## Given request
Repeat every record below exactly as it appears.

----- Provided data

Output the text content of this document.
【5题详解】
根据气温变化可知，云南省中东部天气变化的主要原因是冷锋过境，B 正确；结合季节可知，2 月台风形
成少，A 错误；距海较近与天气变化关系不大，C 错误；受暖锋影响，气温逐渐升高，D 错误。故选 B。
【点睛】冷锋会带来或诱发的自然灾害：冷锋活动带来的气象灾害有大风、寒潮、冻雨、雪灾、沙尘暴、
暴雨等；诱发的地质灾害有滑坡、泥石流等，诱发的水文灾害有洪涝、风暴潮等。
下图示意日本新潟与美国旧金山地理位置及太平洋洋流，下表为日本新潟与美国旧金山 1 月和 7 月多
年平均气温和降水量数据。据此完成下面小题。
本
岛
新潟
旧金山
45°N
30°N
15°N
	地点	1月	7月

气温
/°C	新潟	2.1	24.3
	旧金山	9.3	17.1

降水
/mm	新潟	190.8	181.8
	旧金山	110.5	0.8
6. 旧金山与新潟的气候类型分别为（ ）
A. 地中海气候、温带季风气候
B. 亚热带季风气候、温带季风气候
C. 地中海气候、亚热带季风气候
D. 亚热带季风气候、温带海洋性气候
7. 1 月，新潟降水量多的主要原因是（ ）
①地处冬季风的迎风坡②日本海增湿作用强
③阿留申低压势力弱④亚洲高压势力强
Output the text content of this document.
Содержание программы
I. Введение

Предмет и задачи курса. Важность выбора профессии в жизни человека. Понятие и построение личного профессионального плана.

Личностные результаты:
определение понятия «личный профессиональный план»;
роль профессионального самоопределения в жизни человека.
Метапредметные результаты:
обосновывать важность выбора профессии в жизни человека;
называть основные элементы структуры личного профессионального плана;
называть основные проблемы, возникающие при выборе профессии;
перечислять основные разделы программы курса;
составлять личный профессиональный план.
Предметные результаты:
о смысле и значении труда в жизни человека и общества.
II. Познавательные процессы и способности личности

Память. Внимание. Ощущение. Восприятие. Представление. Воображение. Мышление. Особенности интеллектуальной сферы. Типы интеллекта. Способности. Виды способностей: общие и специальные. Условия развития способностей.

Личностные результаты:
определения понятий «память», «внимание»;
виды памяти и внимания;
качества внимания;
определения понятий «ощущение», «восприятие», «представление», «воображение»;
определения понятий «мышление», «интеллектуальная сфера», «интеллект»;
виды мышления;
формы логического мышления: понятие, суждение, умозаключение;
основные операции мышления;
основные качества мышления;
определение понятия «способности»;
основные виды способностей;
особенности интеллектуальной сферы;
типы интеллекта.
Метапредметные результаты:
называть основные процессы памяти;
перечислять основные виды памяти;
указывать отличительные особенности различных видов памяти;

----------

## Worked solution
Output the text content of this document.
【5题详解】
根据气温变化可知，云南省中东部天气变化的主要原因是冷锋过境，B 正确；结合季节可知，2 月台风形
成少，A 错误；距海较近与天气变化关系不大，C 错误；受暖锋影响，气温逐渐升高，D 错误。故选 B。
【点睛】冷锋会带来或诱发的自然灾害：冷锋活动带来的气象灾害有大风、寒潮、冻雨、雪灾、沙尘暴、
暴雨等；诱发的地质灾害有滑坡、泥石流等，诱发的水文灾害有洪涝、风暴潮等。
下图示意日本新潟与美国旧金山地理位置及太平洋洋流，下表为日本新潟与美国旧金山 1 月和 7 月多
年平均气温和降水量数据。据此完成下面小题。
本
岛
新潟
旧金山
45°N
30°N
15°N
	地点	1月	7月

气温
/°C	新潟	2.1	24.3
	旧金山	9.3	17.1

降水
/mm	新潟	190.8	181.8
	旧金山	110.5	0.8
6. 旧金山与新潟的气候类型分别为（ ）
A. 地中海气候、温带季风气候
B. 亚热带季风气候、温带季风气候
C. 地中海气候、亚热带季风气候
D. 亚热带季风气候、温带海洋性气候
7. 1 月，新潟降水量多的主要原因是（ ）
①地处冬季风的迎风坡②日本海增湿作用强
③阿留申低压势力弱④亚洲高压势力强
Output the text content of this document.
Содержание программы
I. Введение

Предмет и задачи курса. Важность выбора профессии в жизни человека. Понятие и построение личного профессионального плана.

Личностные результаты:
определение понятия «личный профессиональный план»;
роль профессионального самоопределения в жизни человека.
Метапредметные результаты:
обосновывать важность выбора профессии в жизни человека;
называть основные элементы структуры личного профессионального плана;
называть основные проблемы, возникающие при выборе профессии;
перечислять основные разделы программы курса;
составлять личный профессиональный план.
Предметные результаты:
о смысле и значении труда в жизни человека и общества.
II. Познавательные процессы и способности личности

Память. Внимание. Ощущение. Восприятие. Представление. Воображение. Мышление. Особенности интеллектуальной сферы. Типы интеллекта. Способности. Виды способностей: общие и специальные. Условия развития способностей.

Личностные результаты:
определения понятий «память», «внимание»;
виды памяти и внимания;
качества внимания;
определения понятий «ощущение», «восприятие», «представление», «воображение»;
определения понятий «мышление», «интеллектуальная сфера», «интеллект»;
виды мышления;
формы логического мышления: понятие, суждение, умозаключение;
основные операции мышления;
основные качества мышления;
определение понятия «способности»;
основные виды способностей;
особенности интеллектуальной сферы;
типы интеллекта.
Метапредметные результаты:
называть основные процессы памяти;
перечислять основные виды памяти;
указывать отличительные особенности различных видов памяти;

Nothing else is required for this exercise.